### Raw records
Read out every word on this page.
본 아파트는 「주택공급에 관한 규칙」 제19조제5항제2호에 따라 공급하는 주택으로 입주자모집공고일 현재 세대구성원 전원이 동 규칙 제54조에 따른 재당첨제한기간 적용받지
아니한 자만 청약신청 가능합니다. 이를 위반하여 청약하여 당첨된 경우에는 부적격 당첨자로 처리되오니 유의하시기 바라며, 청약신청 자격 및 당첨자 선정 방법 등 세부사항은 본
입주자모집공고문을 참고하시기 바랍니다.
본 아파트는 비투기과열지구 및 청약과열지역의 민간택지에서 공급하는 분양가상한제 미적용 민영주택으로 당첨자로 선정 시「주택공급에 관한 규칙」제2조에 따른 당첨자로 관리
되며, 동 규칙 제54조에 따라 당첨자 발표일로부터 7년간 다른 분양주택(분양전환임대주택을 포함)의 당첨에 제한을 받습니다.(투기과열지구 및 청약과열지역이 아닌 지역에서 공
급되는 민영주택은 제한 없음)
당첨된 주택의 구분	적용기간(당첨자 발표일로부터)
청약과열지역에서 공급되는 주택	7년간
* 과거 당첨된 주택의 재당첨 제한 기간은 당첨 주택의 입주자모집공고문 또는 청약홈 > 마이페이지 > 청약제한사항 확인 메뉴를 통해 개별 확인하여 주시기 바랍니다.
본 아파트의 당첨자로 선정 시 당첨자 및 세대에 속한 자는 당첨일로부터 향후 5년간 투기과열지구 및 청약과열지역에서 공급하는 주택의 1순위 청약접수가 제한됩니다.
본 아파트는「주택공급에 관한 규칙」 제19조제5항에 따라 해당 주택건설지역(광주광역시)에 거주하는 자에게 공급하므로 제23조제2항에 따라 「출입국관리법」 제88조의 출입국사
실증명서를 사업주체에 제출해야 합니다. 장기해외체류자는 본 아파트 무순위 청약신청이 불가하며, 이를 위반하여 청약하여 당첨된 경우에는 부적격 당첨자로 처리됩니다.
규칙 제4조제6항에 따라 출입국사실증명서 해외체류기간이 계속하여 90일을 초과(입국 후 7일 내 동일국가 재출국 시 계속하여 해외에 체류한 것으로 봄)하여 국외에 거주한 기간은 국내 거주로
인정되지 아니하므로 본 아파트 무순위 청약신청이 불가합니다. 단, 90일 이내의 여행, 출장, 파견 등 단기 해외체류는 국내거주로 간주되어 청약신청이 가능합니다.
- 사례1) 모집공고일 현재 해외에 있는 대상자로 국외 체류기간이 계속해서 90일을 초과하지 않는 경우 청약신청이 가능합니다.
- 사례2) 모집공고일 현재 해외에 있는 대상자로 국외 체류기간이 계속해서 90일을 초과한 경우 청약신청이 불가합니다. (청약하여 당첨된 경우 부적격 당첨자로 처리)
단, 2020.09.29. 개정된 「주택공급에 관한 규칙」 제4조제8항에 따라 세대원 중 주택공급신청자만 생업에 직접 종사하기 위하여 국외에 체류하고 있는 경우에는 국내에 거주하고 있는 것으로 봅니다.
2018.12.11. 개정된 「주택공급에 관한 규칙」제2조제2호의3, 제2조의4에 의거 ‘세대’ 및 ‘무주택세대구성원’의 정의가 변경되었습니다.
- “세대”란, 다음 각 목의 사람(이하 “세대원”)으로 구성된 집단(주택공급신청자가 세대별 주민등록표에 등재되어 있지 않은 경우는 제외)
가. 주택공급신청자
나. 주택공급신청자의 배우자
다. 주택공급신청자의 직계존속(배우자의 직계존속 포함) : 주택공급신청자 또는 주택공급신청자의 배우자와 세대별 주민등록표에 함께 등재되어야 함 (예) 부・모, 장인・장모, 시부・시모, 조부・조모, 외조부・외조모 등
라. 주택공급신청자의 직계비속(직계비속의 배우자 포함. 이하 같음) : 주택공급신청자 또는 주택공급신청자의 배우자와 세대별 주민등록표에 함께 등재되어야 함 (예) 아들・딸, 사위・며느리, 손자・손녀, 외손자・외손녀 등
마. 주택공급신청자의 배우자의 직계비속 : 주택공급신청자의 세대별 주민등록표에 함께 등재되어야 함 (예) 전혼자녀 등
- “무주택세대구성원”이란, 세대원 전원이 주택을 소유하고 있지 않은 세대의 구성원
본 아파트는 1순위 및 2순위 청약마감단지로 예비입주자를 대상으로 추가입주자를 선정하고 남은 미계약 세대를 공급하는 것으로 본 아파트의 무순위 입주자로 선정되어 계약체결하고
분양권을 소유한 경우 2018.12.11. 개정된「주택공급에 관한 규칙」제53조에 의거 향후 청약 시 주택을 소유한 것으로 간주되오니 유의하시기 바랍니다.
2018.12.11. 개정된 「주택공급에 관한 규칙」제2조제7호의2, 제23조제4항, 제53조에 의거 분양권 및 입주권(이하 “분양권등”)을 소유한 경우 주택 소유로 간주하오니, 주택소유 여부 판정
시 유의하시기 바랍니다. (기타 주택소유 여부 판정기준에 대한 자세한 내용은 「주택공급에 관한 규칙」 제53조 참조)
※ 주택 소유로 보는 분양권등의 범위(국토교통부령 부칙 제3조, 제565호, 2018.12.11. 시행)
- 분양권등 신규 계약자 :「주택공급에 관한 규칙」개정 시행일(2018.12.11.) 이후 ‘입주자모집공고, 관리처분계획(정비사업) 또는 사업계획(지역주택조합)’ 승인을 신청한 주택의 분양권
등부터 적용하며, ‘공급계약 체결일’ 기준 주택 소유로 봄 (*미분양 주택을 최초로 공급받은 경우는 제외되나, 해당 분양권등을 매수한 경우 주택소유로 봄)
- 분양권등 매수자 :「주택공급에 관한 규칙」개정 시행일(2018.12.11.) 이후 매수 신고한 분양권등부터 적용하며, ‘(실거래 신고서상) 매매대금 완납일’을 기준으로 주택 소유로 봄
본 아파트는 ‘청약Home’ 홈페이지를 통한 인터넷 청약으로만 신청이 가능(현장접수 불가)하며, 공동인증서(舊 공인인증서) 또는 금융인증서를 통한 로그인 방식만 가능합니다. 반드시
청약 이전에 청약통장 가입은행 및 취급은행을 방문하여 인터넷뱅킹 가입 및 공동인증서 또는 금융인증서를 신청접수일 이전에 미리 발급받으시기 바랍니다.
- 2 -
######
### Raw records
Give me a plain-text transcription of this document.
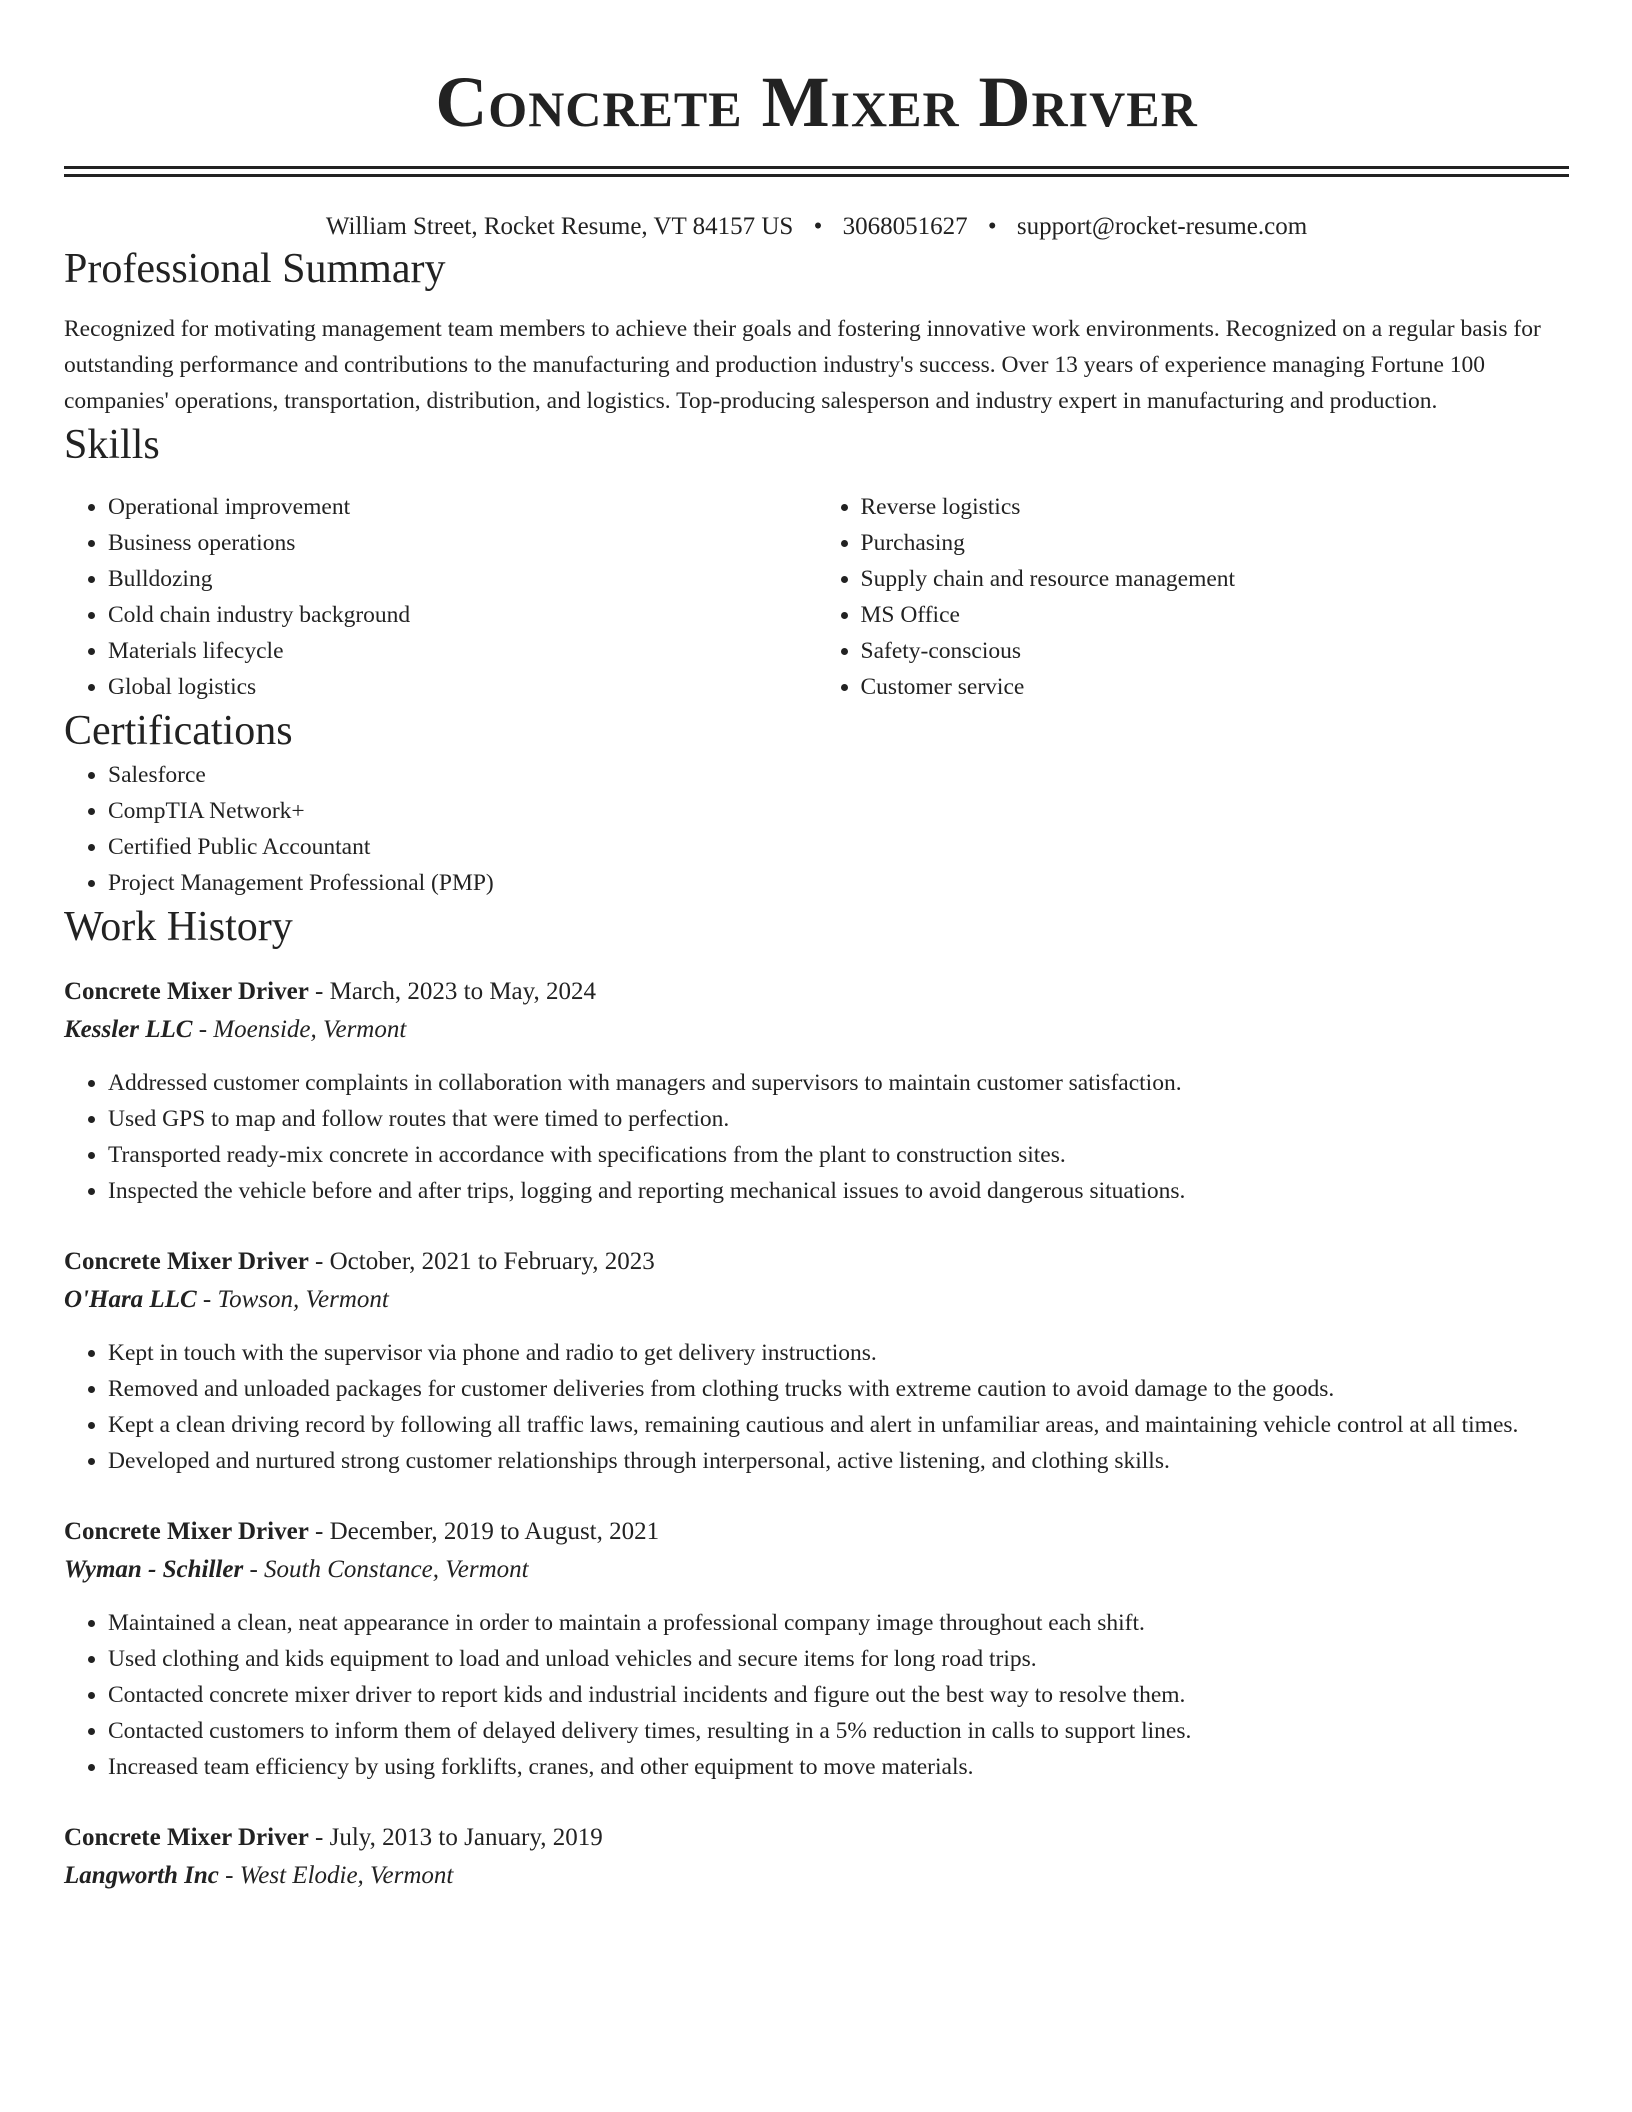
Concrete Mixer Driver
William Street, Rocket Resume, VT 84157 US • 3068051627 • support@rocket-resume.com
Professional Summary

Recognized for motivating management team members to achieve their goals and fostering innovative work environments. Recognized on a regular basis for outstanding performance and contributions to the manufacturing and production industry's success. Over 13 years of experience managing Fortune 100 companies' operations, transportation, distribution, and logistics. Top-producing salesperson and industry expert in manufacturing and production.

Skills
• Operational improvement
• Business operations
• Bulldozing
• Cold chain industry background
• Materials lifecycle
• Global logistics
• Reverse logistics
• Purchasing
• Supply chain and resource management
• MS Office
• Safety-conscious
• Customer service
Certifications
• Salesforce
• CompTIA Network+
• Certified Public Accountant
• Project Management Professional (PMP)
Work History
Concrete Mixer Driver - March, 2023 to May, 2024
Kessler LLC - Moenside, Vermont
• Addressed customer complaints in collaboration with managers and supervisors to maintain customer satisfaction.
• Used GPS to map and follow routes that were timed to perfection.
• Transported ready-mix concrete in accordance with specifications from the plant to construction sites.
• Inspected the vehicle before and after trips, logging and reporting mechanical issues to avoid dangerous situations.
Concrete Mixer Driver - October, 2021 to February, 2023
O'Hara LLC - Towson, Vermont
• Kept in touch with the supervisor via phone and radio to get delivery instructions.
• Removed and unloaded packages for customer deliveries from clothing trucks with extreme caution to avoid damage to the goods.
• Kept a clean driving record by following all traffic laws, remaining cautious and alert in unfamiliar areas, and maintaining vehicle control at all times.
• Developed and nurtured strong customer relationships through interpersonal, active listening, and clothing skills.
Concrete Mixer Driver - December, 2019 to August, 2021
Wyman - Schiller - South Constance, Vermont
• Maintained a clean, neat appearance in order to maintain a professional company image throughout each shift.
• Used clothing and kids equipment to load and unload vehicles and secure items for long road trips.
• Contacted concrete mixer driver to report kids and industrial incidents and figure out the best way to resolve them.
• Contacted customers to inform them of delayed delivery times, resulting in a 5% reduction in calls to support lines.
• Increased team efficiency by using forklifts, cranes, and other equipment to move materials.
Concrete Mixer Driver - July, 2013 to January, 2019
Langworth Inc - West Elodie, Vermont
######
### Raw records
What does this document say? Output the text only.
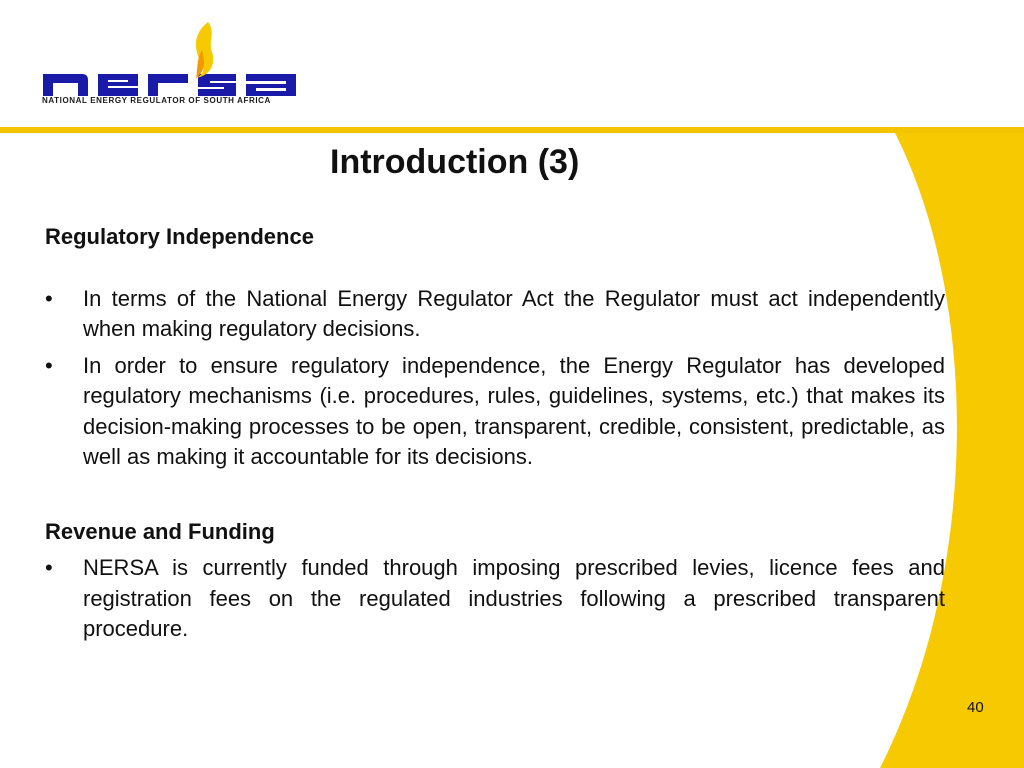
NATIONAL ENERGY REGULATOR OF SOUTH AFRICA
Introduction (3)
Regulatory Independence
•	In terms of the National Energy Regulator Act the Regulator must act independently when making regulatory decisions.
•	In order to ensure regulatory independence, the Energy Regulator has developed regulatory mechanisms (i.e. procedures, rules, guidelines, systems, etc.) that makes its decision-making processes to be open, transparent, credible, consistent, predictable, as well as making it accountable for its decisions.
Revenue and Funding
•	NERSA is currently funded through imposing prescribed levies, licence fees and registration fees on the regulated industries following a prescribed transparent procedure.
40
######
## [Exercise task]
Of all the lines in the entries, how many contain the word "that"? Give only the number.

## [Complete response]
2